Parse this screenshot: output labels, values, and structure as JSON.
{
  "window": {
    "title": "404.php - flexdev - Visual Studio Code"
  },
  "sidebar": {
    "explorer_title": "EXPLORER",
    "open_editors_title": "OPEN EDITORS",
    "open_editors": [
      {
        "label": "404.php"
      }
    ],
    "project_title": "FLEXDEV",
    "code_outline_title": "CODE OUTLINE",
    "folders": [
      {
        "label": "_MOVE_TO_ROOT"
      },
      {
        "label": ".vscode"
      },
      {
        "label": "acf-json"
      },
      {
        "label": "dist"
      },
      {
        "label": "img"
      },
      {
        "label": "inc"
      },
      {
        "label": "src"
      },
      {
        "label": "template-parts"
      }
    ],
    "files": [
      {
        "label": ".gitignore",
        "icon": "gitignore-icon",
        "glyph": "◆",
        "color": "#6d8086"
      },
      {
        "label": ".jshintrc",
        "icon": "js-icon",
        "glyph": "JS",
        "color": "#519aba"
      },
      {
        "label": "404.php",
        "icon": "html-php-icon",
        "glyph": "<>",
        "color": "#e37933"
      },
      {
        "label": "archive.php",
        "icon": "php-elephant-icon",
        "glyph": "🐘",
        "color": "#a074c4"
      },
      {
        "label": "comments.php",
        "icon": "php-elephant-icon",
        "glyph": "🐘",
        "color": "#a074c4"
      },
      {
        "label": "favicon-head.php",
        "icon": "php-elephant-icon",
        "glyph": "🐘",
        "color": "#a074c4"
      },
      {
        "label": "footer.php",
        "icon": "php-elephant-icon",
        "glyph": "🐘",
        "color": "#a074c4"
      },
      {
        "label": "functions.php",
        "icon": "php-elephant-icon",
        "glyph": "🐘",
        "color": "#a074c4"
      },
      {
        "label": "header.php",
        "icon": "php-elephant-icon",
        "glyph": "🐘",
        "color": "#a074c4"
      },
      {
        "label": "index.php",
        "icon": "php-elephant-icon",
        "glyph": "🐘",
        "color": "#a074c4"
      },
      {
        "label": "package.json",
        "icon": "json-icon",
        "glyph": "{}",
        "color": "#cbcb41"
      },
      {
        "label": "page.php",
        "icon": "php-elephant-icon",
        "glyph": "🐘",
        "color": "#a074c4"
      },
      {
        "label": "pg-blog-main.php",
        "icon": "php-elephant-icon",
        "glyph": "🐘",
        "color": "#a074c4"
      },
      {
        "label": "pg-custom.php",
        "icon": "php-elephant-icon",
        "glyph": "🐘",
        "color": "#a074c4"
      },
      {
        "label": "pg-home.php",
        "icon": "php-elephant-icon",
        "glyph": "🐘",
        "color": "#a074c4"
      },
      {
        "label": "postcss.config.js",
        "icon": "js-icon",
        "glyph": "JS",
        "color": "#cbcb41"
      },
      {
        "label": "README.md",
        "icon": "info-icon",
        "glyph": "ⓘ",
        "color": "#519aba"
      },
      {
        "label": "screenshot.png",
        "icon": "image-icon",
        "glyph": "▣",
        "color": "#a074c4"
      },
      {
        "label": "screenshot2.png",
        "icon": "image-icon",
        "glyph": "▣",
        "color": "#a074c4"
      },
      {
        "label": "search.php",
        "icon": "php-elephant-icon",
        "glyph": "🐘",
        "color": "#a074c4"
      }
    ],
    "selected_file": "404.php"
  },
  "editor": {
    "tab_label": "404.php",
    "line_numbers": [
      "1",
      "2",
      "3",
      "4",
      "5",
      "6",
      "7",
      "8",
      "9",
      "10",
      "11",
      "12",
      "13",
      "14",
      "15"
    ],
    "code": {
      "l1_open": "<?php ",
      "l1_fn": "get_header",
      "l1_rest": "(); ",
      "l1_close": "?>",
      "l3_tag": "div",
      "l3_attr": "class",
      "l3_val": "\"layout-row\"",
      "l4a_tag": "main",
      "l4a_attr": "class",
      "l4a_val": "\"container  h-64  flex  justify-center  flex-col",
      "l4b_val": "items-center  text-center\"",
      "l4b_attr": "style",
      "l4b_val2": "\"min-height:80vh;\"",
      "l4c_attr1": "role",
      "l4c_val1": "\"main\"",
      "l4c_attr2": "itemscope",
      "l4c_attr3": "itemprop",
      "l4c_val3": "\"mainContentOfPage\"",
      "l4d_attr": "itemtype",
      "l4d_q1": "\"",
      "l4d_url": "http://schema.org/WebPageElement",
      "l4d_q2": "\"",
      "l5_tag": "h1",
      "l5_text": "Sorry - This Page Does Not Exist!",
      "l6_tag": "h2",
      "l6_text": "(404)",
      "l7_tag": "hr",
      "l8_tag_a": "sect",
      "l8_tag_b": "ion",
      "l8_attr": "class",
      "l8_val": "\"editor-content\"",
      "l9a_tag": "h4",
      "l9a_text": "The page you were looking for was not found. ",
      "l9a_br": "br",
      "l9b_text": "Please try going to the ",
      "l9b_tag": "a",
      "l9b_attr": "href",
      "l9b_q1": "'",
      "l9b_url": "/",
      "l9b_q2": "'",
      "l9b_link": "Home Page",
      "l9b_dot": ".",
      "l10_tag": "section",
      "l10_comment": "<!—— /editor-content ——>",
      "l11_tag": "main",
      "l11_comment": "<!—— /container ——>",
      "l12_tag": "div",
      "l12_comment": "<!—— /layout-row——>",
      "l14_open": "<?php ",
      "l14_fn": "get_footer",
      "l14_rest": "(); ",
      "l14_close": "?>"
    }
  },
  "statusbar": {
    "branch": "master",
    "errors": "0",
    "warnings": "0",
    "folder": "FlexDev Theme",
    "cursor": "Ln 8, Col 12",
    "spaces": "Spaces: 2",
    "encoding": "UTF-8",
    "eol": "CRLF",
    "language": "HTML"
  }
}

Task description
From the records above, extract each line exactly as shown.

Response to the exercise
Parse this screenshot: output labels, values, and structure as JSON.
{
  "window": {
    "title": "404.php - flexdev - Visual Studio Code"
  },
  "sidebar": {
    "explorer_title": "EXPLORER",
    "open_editors_title": "OPEN EDITORS",
    "open_editors": [
      {
        "label": "404.php"
      }
    ],
    "project_title": "FLEXDEV",
    "code_outline_title": "CODE OUTLINE",
    "folders": [
      {
        "label": "_MOVE_TO_ROOT"
      },
      {
        "label": ".vscode"
      },
      {
        "label": "acf-json"
      },
      {
        "label": "dist"
      },
      {
        "label": "img"
      },
      {
        "label": "inc"
      },
      {
        "label": "src"
      },
      {
        "label": "template-parts"
      }
    ],
    "files": [
      {
        "label": ".gitignore",
        "icon": "gitignore-icon",
        "glyph": "◆",
        "color": "#6d8086"
      },
      {
        "label": ".jshintrc",
        "icon": "js-icon",
        "glyph": "JS",
        "color": "#519aba"
      },
      {
        "label": "404.php",
        "icon": "html-php-icon",
        "glyph": "<>",
        "color": "#e37933"
      },
      {
        "label": "archive.php",
        "icon": "php-elephant-icon",
        "glyph": "🐘",
        "color": "#a074c4"
      },
      {
        "label": "comments.php",
        "icon": "php-elephant-icon",
        "glyph": "🐘",
        "color": "#a074c4"
      },
      {
        "label": "favicon-head.php",
        "icon": "php-elephant-icon",
        "glyph": "🐘",
        "color": "#a074c4"
      },
      {
        "label": "footer.php",
        "icon": "php-elephant-icon",
        "glyph": "🐘",
        "color": "#a074c4"
      },
      {
        "label": "functions.php",
        "icon": "php-elephant-icon",
        "glyph": "🐘",
        "color": "#a074c4"
      },
      {
        "label": "header.php",
        "icon": "php-elephant-icon",
        "glyph": "🐘",
        "color": "#a074c4"
      },
      {
        "label": "index.php",
        "icon": "php-elephant-icon",
        "glyph": "🐘",
        "color": "#a074c4"
      },
      {
        "label": "package.json",
        "icon": "json-icon",
        "glyph": "{}",
        "color": "#cbcb41"
      },
      {
        "label": "page.php",
        "icon": "php-elephant-icon",
        "glyph": "🐘",
        "color": "#a074c4"
      },
      {
        "label": "pg-blog-main.php",
        "icon": "php-elephant-icon",
        "glyph": "🐘",
        "color": "#a074c4"
      },
      {
        "label": "pg-custom.php",
        "icon": "php-elephant-icon",
        "glyph": "🐘",
        "color": "#a074c4"
      },
      {
        "label": "pg-home.php",
        "icon": "php-elephant-icon",
        "glyph": "🐘",
        "color": "#a074c4"
      },
      {
        "label": "postcss.config.js",
        "icon": "js-icon",
        "glyph": "JS",
        "color": "#cbcb41"
      },
      {
        "label": "README.md",
        "icon": "info-icon",
        "glyph": "ⓘ",
        "color": "#519aba"
      },
      {
        "label": "screenshot.png",
        "icon": "image-icon",
        "glyph": "▣",
        "color": "#a074c4"
      },
      {
        "label": "screenshot2.png",
        "icon": "image-icon",
        "glyph": "▣",
        "color": "#a074c4"
      },
      {
        "label": "search.php",
        "icon": "php-elephant-icon",
        "glyph": "🐘",
        "color": "#a074c4"
      }
    ],
    "selected_file": "404.php"
  },
  "editor": {
    "tab_label": "404.php",
    "line_numbers": [
      "1",
      "2",
      "3",
      "4",
      "5",
      "6",
      "7",
      "8",
      "9",
      "10",
      "11",
      "12",
      "13",
      "14",
      "15"
    ],
    "code": {
      "l1_open": "<?php ",
      "l1_fn": "get_header",
      "l1_rest": "(); ",
      "l1_close": "?>",
      "l3_tag": "div",
      "l3_attr": "class",
      "l3_val": "\"layout-row\"",
      "l4a_tag": "main",
      "l4a_attr": "class",
      "l4a_val": "\"container  h-64  flex  justify-center  flex-col",
      "l4b_val": "items-center  text-center\"",
      "l4b_attr": "style",
      "l4b_val2": "\"min-height:80vh;\"",
      "l4c_attr1": "role",
      "l4c_val1": "\"main\"",
      "l4c_attr2": "itemscope",
      "l4c_attr3": "itemprop",
      "l4c_val3": "\"mainContentOfPage\"",
      "l4d_attr": "itemtype",
      "l4d_q1": "\"",
      "l4d_url": "http://schema.org/WebPageElement",
      "l4d_q2": "\"",
      "l5_tag": "h1",
      "l5_text": "Sorry - This Page Does Not Exist!",
      "l6_tag": "h2",
      "l6_text": "(404)",
      "l7_tag": "hr",
      "l8_tag_a": "sect",
      "l8_tag_b": "ion",
      "l8_attr": "class",
      "l8_val": "\"editor-content\"",
      "l9a_tag": "h4",
      "l9a_text": "The page you were looking for was not found. ",
      "l9a_br": "br",
      "l9b_text": "Please try going to the ",
      "l9b_tag": "a",
      "l9b_attr": "href",
      "l9b_q1": "'",
      "l9b_url": "/",
      "l9b_q2": "'",
      "l9b_link": "Home Page",
      "l9b_dot": ".",
      "l10_tag": "section",
      "l10_comment": "<!—— /editor-content ——>",
      "l11_tag": "main",
      "l11_comment": "<!—— /container ——>",
      "l12_tag": "div",
      "l12_comment": "<!—— /layout-row——>",
      "l14_open": "<?php ",
      "l14_fn": "get_footer",
      "l14_rest": "(); ",
      "l14_close": "?>"
    }
  },
  "statusbar": {
    "branch": "master",
    "errors": "0",
    "warnings": "0",
    "folder": "FlexDev Theme",
    "cursor": "Ln 8, Col 12",
    "spaces": "Spaces: 2",
    "encoding": "UTF-8",
    "eol": "CRLF",
    "language": "HTML"
  }
}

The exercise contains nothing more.